[Saved entries]

______

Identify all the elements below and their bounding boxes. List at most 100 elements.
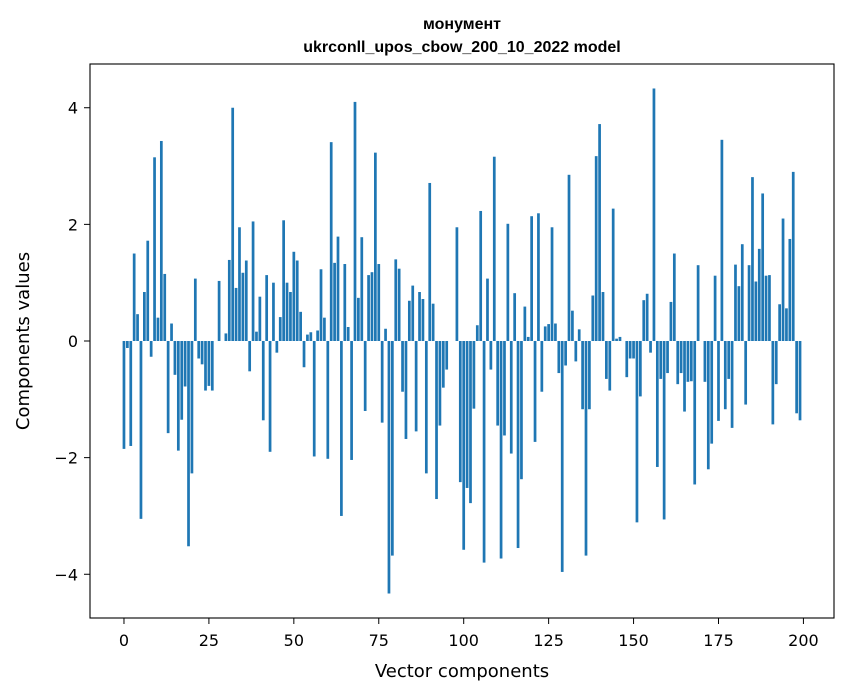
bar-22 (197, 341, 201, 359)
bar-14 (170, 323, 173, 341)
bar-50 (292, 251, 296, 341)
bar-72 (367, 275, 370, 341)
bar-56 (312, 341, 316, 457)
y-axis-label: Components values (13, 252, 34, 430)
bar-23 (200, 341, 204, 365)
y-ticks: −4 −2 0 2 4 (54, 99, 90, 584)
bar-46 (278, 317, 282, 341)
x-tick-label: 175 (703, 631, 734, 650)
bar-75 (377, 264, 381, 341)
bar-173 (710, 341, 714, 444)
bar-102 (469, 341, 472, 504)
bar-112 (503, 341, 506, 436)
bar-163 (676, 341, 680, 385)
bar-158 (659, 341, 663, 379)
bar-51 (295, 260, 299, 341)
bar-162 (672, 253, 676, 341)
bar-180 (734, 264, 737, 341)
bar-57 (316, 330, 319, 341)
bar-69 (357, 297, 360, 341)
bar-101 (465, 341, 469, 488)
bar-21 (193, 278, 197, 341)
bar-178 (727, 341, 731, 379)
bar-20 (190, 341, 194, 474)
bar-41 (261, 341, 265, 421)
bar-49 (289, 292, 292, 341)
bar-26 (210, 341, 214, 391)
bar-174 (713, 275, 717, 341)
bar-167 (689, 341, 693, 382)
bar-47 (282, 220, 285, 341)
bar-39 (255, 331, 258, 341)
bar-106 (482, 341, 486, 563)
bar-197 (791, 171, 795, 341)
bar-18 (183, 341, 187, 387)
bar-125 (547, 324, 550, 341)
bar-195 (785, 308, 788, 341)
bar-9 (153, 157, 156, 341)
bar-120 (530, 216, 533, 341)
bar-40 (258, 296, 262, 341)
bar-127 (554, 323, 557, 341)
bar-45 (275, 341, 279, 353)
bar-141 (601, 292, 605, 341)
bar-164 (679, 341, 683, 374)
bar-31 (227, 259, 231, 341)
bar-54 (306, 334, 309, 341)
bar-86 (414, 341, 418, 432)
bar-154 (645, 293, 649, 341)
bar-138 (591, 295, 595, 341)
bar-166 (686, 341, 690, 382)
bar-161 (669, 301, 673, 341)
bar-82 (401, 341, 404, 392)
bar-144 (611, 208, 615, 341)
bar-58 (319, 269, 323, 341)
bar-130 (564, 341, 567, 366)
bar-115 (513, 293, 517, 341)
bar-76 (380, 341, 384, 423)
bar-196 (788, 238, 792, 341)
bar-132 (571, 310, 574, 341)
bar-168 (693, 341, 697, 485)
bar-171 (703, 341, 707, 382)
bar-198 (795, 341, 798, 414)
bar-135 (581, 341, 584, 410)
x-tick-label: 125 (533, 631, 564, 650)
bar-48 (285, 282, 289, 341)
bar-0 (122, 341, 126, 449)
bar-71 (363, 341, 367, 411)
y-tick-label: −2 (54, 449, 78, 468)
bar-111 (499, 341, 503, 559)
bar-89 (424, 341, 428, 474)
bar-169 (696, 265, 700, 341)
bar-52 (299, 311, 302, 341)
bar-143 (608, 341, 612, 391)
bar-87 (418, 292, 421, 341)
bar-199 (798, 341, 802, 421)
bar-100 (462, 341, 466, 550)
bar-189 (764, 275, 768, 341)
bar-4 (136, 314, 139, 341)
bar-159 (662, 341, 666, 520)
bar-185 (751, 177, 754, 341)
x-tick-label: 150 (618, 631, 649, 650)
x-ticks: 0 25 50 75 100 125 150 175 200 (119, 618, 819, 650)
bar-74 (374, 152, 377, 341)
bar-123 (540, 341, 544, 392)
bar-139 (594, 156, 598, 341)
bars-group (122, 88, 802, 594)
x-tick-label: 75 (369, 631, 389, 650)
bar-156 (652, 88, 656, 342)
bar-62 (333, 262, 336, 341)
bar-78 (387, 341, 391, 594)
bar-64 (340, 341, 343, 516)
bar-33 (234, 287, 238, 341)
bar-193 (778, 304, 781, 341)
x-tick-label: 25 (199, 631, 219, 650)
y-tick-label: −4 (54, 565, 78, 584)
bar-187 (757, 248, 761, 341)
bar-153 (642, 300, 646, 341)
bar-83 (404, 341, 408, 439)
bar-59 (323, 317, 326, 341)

______

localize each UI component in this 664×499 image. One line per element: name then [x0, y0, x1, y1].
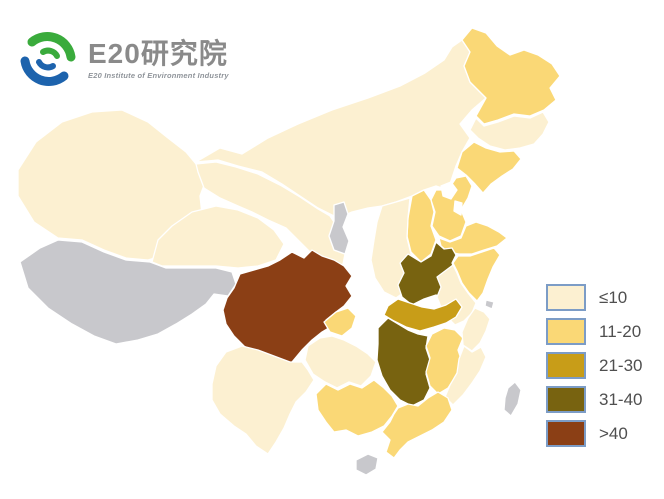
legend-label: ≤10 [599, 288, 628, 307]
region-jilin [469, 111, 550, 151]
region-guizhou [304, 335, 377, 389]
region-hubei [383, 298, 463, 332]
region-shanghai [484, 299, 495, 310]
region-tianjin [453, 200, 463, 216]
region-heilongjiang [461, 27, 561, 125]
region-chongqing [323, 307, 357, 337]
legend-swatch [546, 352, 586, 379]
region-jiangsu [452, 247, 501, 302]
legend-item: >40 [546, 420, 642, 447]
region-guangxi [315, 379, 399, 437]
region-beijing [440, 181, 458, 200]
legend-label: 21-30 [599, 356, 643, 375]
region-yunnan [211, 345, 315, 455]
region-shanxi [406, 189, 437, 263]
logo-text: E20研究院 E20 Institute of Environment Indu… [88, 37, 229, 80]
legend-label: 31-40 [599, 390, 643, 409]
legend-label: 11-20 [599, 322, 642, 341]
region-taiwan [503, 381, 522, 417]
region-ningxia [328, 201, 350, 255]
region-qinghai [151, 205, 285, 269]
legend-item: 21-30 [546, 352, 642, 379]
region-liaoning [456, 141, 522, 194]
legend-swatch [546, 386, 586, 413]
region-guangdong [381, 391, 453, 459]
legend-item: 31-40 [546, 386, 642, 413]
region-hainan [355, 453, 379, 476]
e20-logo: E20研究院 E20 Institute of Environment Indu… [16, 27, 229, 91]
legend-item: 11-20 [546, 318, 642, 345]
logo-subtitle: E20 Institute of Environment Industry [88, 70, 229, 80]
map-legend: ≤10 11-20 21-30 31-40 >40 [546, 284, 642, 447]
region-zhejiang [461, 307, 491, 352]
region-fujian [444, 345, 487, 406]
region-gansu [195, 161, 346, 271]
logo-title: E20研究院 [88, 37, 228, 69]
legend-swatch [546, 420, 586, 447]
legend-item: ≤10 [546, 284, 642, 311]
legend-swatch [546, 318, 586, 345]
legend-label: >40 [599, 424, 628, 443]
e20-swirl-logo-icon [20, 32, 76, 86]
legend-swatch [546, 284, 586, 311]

______

Do this »
Can you return, unchanged, the rows that begin with the line containing "bar-22 (197, 341, 201, 359)" and end with the line containing "bar-87 (418, 292, 421, 341)", both included?

Written answer »
bar-22 (197, 341, 201, 359)
bar-14 (170, 323, 173, 341)
bar-50 (292, 251, 296, 341)
bar-72 (367, 275, 370, 341)
bar-56 (312, 341, 316, 457)
y-axis-label: Components values (13, 252, 34, 430)
bar-23 (200, 341, 204, 365)
y-ticks: −4 −2 0 2 4 (54, 99, 90, 584)
bar-46 (278, 317, 282, 341)
x-tick-label: 175 (703, 631, 734, 650)
bar-75 (377, 264, 381, 341)
bar-173 (710, 341, 714, 444)
bar-102 (469, 341, 472, 504)
bar-112 (503, 341, 506, 436)
bar-163 (676, 341, 680, 385)
bar-158 (659, 341, 663, 379)
bar-51 (295, 260, 299, 341)
bar-162 (672, 253, 676, 341)
bar-180 (734, 264, 737, 341)
bar-57 (316, 330, 319, 341)
bar-69 (357, 297, 360, 341)
bar-101 (465, 341, 469, 488)
bar-21 (193, 278, 197, 341)
bar-178 (727, 341, 731, 379)
bar-20 (190, 341, 194, 474)
bar-41 (261, 341, 265, 421)
bar-49 (289, 292, 292, 341)
bar-26 (210, 341, 214, 391)
bar-174 (713, 275, 717, 341)
bar-167 (689, 341, 693, 382)
bar-47 (282, 220, 285, 341)
bar-39 (255, 331, 258, 341)
bar-106 (482, 341, 486, 563)
bar-197 (791, 171, 795, 341)
bar-18 (183, 341, 187, 387)
bar-125 (547, 324, 550, 341)
bar-195 (785, 308, 788, 341)
bar-9 (153, 157, 156, 341)
bar-120 (530, 216, 533, 341)
bar-40 (258, 296, 262, 341)
bar-127 (554, 323, 557, 341)
bar-45 (275, 341, 279, 353)
bar-141 (601, 292, 605, 341)
bar-164 (679, 341, 683, 374)
bar-31 (227, 259, 231, 341)
bar-54 (306, 334, 309, 341)
bar-86 (414, 341, 418, 432)
bar-154 (645, 293, 649, 341)
bar-138 (591, 295, 595, 341)
bar-166 (686, 341, 690, 382)
bar-161 (669, 301, 673, 341)
bar-82 (401, 341, 404, 392)
bar-144 (611, 208, 615, 341)
bar-58 (319, 269, 323, 341)
bar-130 (564, 341, 567, 366)
bar-115 (513, 293, 517, 341)
bar-76 (380, 341, 384, 423)
bar-196 (788, 238, 792, 341)
bar-132 (571, 310, 574, 341)
bar-168 (693, 341, 697, 485)
bar-171 (703, 341, 707, 382)
bar-198 (795, 341, 798, 414)
bar-135 (581, 341, 584, 410)
x-tick-label: 125 (533, 631, 564, 650)
bar-48 (285, 282, 289, 341)
bar-0 (122, 341, 126, 449)
bar-71 (363, 341, 367, 411)
y-tick-label: −2 (54, 449, 78, 468)
bar-111 (499, 341, 503, 559)
bar-89 (424, 341, 428, 474)
bar-169 (696, 265, 700, 341)
bar-52 (299, 311, 302, 341)
bar-143 (608, 341, 612, 391)
bar-87 (418, 292, 421, 341)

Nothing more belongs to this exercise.